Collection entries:

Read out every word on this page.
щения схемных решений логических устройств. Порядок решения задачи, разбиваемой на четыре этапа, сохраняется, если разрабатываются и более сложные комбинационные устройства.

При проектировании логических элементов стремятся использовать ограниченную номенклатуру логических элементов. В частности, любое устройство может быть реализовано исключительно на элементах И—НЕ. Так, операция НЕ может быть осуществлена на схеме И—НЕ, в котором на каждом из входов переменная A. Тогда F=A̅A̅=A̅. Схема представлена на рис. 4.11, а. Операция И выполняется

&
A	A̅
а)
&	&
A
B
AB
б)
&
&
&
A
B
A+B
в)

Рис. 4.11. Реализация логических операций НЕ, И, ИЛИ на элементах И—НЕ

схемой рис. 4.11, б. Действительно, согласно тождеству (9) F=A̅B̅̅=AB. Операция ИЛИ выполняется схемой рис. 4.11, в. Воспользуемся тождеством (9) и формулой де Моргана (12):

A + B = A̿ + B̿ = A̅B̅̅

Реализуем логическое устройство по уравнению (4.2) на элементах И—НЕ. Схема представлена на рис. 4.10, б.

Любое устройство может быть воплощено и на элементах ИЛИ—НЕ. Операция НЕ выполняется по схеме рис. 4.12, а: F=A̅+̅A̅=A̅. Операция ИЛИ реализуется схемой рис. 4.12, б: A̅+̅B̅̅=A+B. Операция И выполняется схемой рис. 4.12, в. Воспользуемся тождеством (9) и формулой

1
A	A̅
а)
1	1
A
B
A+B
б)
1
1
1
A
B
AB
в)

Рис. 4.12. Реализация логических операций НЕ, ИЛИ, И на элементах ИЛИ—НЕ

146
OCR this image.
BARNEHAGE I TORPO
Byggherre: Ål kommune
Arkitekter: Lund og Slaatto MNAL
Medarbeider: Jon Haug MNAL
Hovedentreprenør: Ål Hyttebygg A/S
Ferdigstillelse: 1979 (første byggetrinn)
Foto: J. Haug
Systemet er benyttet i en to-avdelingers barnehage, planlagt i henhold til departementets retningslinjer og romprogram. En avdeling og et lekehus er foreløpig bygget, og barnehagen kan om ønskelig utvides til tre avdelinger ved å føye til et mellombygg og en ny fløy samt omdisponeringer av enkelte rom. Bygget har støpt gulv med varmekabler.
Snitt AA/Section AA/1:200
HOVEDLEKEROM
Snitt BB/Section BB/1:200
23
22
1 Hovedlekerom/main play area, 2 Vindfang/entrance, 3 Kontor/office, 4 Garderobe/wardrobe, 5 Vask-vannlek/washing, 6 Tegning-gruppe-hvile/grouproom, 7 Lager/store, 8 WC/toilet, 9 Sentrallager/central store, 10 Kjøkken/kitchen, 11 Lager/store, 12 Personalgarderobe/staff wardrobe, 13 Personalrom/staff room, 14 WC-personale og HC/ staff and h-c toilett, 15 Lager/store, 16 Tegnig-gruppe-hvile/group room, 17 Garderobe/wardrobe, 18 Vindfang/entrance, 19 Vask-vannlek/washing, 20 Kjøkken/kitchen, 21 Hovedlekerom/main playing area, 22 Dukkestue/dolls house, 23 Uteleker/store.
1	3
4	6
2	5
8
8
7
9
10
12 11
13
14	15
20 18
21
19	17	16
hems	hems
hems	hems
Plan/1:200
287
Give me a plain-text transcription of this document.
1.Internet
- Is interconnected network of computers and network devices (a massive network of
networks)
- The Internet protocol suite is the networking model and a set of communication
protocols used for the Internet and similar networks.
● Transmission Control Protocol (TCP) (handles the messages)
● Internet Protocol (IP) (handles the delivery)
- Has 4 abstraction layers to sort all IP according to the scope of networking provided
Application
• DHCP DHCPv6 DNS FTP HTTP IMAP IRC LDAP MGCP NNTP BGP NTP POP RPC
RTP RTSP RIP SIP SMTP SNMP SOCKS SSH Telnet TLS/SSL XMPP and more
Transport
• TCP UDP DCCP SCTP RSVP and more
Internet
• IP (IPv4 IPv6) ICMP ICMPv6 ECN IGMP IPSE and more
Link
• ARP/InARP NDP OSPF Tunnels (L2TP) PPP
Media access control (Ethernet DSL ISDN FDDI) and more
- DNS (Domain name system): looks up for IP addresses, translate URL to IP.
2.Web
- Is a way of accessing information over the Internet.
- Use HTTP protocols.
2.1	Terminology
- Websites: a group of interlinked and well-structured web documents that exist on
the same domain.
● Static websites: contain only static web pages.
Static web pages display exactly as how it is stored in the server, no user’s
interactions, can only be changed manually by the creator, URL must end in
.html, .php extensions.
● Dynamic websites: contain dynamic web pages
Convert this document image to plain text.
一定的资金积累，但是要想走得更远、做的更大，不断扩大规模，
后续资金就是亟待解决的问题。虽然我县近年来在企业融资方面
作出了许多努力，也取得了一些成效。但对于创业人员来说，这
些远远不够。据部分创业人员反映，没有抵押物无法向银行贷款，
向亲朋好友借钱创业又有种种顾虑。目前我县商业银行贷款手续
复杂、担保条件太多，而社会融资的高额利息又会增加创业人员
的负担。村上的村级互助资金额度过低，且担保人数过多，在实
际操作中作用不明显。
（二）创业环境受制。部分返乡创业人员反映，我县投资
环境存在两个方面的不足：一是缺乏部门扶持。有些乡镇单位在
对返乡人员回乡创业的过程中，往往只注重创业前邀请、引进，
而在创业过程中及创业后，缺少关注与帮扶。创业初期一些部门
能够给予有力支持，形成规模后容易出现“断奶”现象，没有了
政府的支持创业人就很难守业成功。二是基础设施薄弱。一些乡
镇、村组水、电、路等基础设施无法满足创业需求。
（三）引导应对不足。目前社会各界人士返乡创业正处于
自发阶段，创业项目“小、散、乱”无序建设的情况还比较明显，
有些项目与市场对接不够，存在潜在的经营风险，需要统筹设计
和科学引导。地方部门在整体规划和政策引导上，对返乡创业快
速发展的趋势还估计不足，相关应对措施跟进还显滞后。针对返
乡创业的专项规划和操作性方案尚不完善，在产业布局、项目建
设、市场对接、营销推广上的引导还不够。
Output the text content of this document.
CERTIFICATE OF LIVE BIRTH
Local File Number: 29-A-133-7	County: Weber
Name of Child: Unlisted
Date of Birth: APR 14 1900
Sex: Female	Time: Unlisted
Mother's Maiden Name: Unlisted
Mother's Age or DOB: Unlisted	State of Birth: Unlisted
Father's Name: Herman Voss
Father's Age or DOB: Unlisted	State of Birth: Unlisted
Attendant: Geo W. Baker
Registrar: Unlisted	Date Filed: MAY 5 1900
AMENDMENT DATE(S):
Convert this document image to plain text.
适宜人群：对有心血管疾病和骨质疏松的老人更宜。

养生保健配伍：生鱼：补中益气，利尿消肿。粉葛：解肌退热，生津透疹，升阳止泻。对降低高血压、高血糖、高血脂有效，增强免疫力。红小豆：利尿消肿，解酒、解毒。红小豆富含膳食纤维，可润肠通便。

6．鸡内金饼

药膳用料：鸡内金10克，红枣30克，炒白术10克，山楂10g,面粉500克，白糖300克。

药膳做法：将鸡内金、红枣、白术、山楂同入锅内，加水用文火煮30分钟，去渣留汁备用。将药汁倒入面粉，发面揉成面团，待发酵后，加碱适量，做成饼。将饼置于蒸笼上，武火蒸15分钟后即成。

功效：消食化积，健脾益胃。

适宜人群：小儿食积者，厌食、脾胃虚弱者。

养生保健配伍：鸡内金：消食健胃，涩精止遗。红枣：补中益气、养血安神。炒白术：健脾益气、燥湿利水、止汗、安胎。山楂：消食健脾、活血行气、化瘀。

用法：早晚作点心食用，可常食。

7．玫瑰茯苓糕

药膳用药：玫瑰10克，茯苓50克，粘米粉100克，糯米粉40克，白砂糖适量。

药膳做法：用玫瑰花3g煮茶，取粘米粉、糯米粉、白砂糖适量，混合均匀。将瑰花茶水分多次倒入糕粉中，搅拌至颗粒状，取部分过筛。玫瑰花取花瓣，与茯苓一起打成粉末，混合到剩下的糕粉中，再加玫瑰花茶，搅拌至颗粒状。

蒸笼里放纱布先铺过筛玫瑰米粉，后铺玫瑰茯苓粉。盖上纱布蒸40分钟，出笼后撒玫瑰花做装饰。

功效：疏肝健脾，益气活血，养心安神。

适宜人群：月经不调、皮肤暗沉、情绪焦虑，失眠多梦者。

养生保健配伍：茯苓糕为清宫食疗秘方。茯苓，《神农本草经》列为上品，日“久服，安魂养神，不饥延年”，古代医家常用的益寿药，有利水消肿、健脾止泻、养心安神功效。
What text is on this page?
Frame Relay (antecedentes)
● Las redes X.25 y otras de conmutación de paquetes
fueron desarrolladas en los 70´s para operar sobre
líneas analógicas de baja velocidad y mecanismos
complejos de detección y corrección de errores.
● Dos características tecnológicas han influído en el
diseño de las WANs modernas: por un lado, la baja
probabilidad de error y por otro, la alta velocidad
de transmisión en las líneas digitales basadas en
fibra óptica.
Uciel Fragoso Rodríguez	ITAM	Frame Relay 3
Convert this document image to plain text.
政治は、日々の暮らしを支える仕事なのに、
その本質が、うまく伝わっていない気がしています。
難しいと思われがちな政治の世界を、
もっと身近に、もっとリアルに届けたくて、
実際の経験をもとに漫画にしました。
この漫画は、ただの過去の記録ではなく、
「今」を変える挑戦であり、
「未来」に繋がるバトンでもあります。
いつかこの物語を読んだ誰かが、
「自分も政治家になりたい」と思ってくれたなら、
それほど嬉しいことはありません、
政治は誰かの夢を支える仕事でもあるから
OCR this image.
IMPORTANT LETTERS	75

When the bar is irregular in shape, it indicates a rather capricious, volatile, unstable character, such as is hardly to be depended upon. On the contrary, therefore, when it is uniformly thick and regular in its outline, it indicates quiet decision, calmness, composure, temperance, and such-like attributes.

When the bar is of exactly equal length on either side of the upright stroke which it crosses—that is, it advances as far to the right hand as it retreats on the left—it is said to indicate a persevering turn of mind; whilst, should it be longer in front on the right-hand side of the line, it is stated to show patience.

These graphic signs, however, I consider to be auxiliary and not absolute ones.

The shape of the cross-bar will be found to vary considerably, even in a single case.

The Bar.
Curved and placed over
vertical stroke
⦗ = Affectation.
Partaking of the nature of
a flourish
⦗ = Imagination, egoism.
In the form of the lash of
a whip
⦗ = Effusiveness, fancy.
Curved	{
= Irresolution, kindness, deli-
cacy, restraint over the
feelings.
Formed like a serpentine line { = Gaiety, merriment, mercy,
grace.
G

EXERCISE GOAL: Above are the records; copy every line in them that holds the word "тождеством".

THE ANSWER:
схемой рис. 4.11, б. Действительно, согласно тождеству (9) F=A̅B̅̅=AB. Операция ИЛИ выполняется схемой рис. 4.11, в. Воспользуемся тождеством (9) и формулой де Моргана (12):
Любое устройство может быть воплощено и на элементах ИЛИ—НЕ. Операция НЕ выполняется по схеме рис. 4.12, а: F=A̅+̅A̅=A̅. Операция ИЛИ реализуется схемой рис. 4.12, б: A̅+̅B̅̅=A+B. Операция И выполняется схемой рис. 4.12, в. Воспользуемся тождеством (9) и формулой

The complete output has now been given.